▶ _Work order 1_
In the thread on episode length and PPO, what reward does the agent receive at every time-step?
▶ _Work order 2_
List every question the poster asks in the thread on episode length and PPO.
▶ _Work order 3_
Please continue the forum thread on episode length and PPO from where it stops.

▶ _Selected excerpt_

>>

Does varying episode length influence the learning?

I’ll start with an example: an agent has to go around a a map by following a path composed of N checkpoints. The state is the relative position of the next 4 checkpoints. The agent receives +1 every time it takes a checkpoint, and -0.01 at every time-step. In training, maps have different sizes and number of checkpoints, therefore the total achievable reward in each episode varies accordingly to the number of checkpoints in the episode. Does this negatively affect the training using PPO?

I’m confused between two answers:
A) Yes, it negatively affects the training because the value of the exact same state changes with the map.
B) No, because PPO considers the temporal difference error, not the total reward from a given state to the end of the episode.

However, if B is correct, how can the agent then learn to “go fast”?

If you have an environment with a final state (i.e marks the agent as done after reaching a goal) the episode length will always vary, it is not something you have control of.

<<

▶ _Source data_

>>

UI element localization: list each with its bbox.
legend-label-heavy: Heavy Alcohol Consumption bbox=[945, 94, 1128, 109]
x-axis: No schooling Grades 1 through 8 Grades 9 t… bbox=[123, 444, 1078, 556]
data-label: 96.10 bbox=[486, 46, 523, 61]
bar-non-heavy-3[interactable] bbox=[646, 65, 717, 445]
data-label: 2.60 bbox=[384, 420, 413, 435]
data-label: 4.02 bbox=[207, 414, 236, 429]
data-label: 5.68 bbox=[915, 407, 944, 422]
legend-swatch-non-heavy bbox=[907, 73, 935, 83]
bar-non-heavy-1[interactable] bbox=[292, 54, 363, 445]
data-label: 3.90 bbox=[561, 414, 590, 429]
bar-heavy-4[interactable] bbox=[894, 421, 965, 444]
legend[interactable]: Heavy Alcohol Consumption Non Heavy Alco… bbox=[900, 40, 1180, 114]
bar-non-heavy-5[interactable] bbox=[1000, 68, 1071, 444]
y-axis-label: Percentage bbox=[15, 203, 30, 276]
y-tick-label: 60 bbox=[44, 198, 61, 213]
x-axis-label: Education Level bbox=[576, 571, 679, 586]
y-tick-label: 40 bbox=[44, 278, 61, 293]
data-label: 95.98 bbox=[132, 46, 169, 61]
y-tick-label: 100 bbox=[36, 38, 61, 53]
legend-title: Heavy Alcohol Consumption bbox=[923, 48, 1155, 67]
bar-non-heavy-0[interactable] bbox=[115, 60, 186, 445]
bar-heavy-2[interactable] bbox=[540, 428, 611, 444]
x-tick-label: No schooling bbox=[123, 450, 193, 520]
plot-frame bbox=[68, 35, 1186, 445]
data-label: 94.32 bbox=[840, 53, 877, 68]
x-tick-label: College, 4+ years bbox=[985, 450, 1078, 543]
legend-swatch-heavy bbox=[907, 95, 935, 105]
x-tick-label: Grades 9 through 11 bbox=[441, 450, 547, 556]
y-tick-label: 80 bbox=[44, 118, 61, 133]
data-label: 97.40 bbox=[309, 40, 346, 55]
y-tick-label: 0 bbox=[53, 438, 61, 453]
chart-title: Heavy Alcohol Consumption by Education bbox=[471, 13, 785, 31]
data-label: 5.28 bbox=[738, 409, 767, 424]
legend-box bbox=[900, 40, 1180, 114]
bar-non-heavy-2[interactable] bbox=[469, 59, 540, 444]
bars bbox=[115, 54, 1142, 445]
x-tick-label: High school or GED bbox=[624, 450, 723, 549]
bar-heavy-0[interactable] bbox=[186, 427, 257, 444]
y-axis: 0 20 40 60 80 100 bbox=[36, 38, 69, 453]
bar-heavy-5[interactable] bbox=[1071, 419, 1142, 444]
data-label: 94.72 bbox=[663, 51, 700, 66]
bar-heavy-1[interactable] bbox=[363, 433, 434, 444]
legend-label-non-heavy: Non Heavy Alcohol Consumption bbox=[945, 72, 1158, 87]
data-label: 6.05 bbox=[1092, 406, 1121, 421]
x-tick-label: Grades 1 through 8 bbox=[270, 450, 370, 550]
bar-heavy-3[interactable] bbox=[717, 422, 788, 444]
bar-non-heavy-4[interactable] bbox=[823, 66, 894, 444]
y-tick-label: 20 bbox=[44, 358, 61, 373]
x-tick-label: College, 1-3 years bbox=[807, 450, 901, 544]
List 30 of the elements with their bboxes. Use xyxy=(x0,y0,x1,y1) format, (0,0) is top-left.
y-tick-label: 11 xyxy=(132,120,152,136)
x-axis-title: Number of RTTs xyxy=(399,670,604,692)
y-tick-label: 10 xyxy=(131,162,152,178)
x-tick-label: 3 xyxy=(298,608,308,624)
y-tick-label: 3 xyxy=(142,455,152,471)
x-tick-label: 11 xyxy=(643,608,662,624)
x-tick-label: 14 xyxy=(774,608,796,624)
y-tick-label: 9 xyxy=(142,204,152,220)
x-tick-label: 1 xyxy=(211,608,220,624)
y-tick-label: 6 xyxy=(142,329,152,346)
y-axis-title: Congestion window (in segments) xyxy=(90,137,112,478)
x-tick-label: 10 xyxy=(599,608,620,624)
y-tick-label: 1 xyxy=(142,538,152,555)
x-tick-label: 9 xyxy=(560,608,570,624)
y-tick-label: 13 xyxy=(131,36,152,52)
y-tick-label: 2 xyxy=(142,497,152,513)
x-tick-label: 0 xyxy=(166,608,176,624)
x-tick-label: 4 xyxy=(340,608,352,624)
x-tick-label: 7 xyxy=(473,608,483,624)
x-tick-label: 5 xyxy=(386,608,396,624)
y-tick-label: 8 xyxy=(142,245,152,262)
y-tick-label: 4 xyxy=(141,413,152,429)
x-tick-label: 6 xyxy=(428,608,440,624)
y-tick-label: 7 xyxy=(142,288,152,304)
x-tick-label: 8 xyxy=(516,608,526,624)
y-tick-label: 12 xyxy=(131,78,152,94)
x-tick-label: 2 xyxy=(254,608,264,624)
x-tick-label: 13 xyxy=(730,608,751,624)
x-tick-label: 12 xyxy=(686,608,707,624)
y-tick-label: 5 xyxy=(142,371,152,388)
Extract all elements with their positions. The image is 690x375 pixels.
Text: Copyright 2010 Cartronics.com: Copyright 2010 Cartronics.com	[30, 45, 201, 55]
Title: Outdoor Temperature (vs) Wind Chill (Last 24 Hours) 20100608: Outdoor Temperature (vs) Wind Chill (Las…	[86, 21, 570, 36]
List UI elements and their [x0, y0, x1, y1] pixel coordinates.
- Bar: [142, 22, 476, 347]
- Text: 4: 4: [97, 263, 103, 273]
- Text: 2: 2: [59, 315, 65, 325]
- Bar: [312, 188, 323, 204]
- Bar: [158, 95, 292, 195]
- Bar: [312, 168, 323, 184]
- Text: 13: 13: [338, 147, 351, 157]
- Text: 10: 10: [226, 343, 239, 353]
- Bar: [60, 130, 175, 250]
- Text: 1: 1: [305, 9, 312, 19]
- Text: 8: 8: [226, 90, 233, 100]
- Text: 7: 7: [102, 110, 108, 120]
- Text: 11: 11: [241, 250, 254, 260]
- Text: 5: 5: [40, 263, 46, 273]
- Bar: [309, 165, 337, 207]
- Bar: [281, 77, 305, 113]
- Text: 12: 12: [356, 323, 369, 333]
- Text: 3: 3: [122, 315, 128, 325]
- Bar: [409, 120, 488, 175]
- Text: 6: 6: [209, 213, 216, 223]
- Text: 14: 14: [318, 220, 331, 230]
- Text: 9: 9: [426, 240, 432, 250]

<<

▶ _Answer box 1_
-0.01

▶ _Answer box 2_
- Does varying episode length influence the learning?
- Does this negatively affect the training using PPO?
- If B is correct, how can the agent then learn to "go fast"?

▶ _Answer box 3_
Now if you are talking about the agent max steps, yes it can greatly influence the training result. You must make sure that the max steps is long enough to capture the desired behavior, and account for the beginning, when the agent knows nothing and can take really long to do any meaningful action.

About map size I would rather use it as a curriculum learning, start with small and simple maps and increase to larger and complex maps as the agent evolves.

Trying to predict whats better just by thinking is really hard because it depends on a lot of variables which you may not be accounting for.